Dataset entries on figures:
□ □ □ □
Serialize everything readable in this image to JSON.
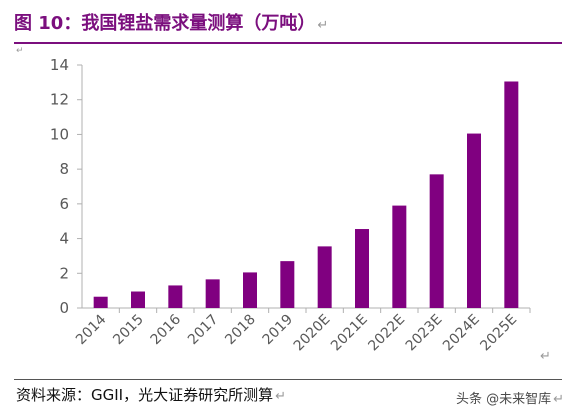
{
  "figure": {
    "title": "图 10：我国锂盐需求量测算（万吨）",
    "source": "资料来源：GGII，光大证券研究所测算",
    "watermark": "头条 @未来智库"
  },
  "colors": {
    "accent": "#7b0f7e",
    "bar": "#800080",
    "axis": "#b0b0b0",
    "text": "#595959"
  },
  "chart_data": {
    "type": "bar",
    "title": "图 10：我国锂盐需求量测算（万吨）",
    "xlabel": "",
    "ylabel": "",
    "categories": [
      "2014",
      "2015",
      "2016",
      "2017",
      "2018",
      "2019",
      "2020E",
      "2021E",
      "2022E",
      "2023E",
      "2024E",
      "2025E"
    ],
    "values": [
      0.65,
      0.95,
      1.3,
      1.65,
      2.05,
      2.7,
      3.55,
      4.55,
      5.9,
      7.7,
      10.05,
      13.05
    ],
    "ylim": [
      0,
      14
    ],
    "yticks": [
      0,
      2,
      4,
      6,
      8,
      10,
      12,
      14
    ],
    "grid": false,
    "legend": "none"
  }
}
□ □ □ □
Objective: Each line of the data should be quoted exactly, with pictures left out.

Exercise answer:
Serialize everything readable in this image to JSON.
{
  "figure": {
    "title": "图 10：我国锂盐需求量测算（万吨）",
    "source": "资料来源：GGII，光大证券研究所测算",
    "watermark": "头条 @未来智库"
  },
  "colors": {
    "accent": "#7b0f7e",
    "bar": "#800080",
    "axis": "#b0b0b0",
    "text": "#595959"
  },
  "chart_data": {
    "type": "bar",
    "title": "图 10：我国锂盐需求量测算（万吨）",
    "xlabel": "",
    "ylabel": "",
    "categories": [
      "2014",
      "2015",
      "2016",
      "2017",
      "2018",
      "2019",
      "2020E",
      "2021E",
      "2022E",
      "2023E",
      "2024E",
      "2025E"
    ],
    "values": [
      0.65,
      0.95,
      1.3,
      1.65,
      2.05,
      2.7,
      3.55,
      4.55,
      5.9,
      7.7,
      10.05,
      13.05
    ],
    "ylim": [
      0,
      14
    ],
    "yticks": [
      0,
      2,
      4,
      6,
      8,
      10,
      12,
      14
    ],
    "grid": false,
    "legend": "none"
  }
}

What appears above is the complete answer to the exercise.